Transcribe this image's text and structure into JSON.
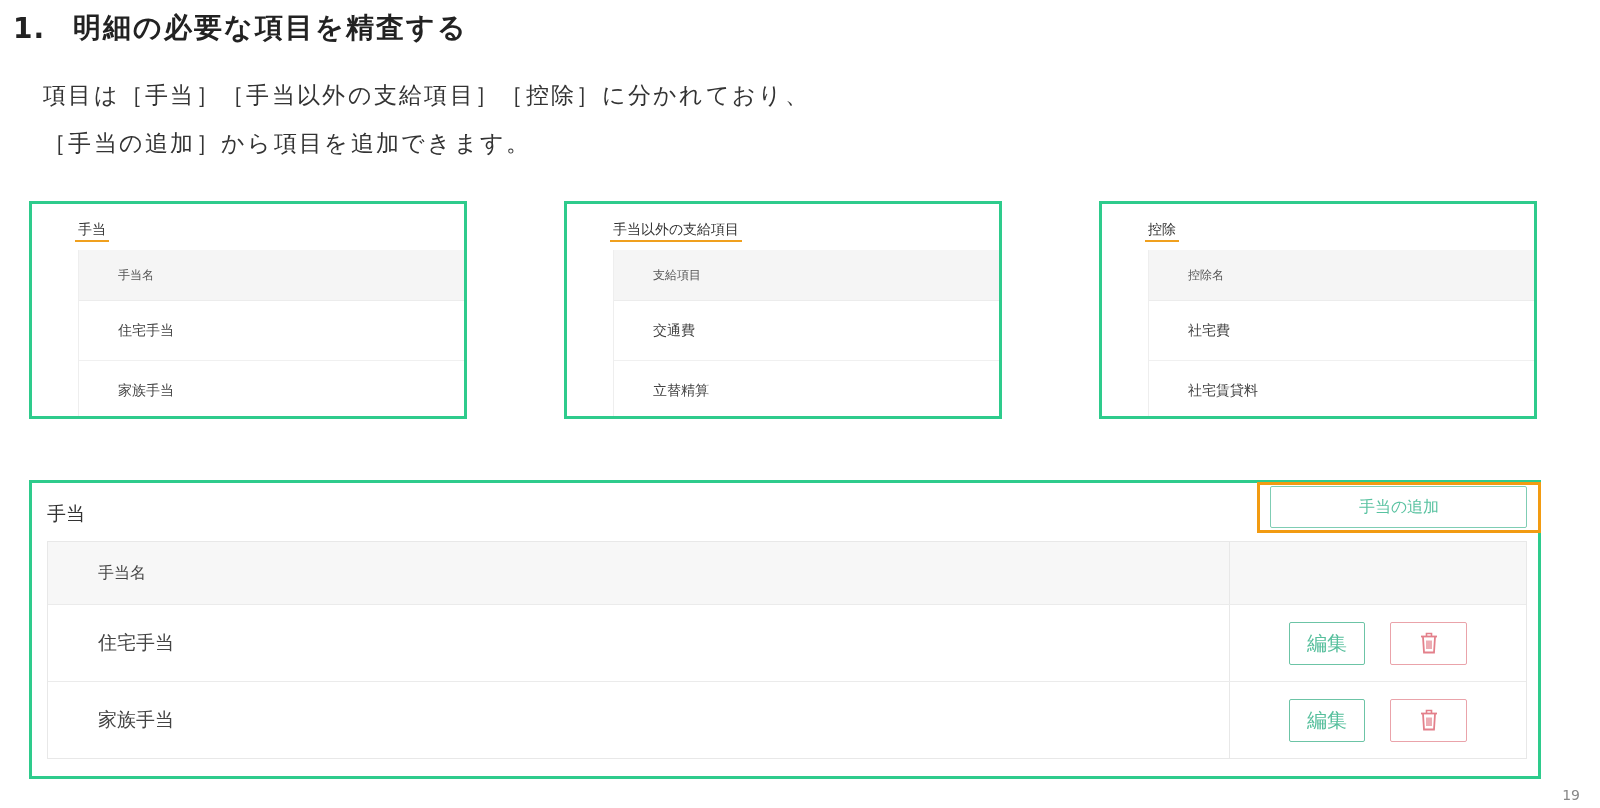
{
  "heading": {
    "number": "1.",
    "title": "明細の必要な項目を精査する"
  },
  "description_lines": [
    "項目は［手当］［手当以外の支給項目］［控除］に分かれており、",
    "［手当の追加］から項目を追加できます。"
  ],
  "previews": [
    {
      "tab": {
        "label": "手当",
        "selected": true
      },
      "columns": [
        "手当名"
      ],
      "rows": [
        "住宅手当",
        "家族手当"
      ]
    },
    {
      "tab": {
        "label": "手当以外の支給項目",
        "selected": true
      },
      "columns": [
        "支給項目"
      ],
      "rows": [
        "交通費",
        "立替精算"
      ]
    },
    {
      "tab": {
        "label": "控除",
        "selected": true
      },
      "columns": [
        "控除名"
      ],
      "rows": [
        "社宅費",
        "社宅賃貸料"
      ]
    }
  ],
  "editor": {
    "title": "手当",
    "add_button": {
      "label": "手当の追加",
      "highlighted": true
    },
    "columns": [
      "手当名"
    ],
    "rows": [
      {
        "name": "住宅手当",
        "edit_button": "編集"
      },
      {
        "name": "家族手当",
        "edit_button": "編集"
      }
    ]
  },
  "page_number": "19"
}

==========

Given instruction:
Copy the records exactly as they appear, excluding images.

Full solution:
Transcribe this image's text and structure into JSON.
{
  "heading": {
    "number": "1.",
    "title": "明細の必要な項目を精査する"
  },
  "description_lines": [
    "項目は［手当］［手当以外の支給項目］［控除］に分かれており、",
    "［手当の追加］から項目を追加できます。"
  ],
  "previews": [
    {
      "tab": {
        "label": "手当",
        "selected": true
      },
      "columns": [
        "手当名"
      ],
      "rows": [
        "住宅手当",
        "家族手当"
      ]
    },
    {
      "tab": {
        "label": "手当以外の支給項目",
        "selected": true
      },
      "columns": [
        "支給項目"
      ],
      "rows": [
        "交通費",
        "立替精算"
      ]
    },
    {
      "tab": {
        "label": "控除",
        "selected": true
      },
      "columns": [
        "控除名"
      ],
      "rows": [
        "社宅費",
        "社宅賃貸料"
      ]
    }
  ],
  "editor": {
    "title": "手当",
    "add_button": {
      "label": "手当の追加",
      "highlighted": true
    },
    "columns": [
      "手当名"
    ],
    "rows": [
      {
        "name": "住宅手当",
        "edit_button": "編集"
      },
      {
        "name": "家族手当",
        "edit_button": "編集"
      }
    ]
  },
  "page_number": "19"
}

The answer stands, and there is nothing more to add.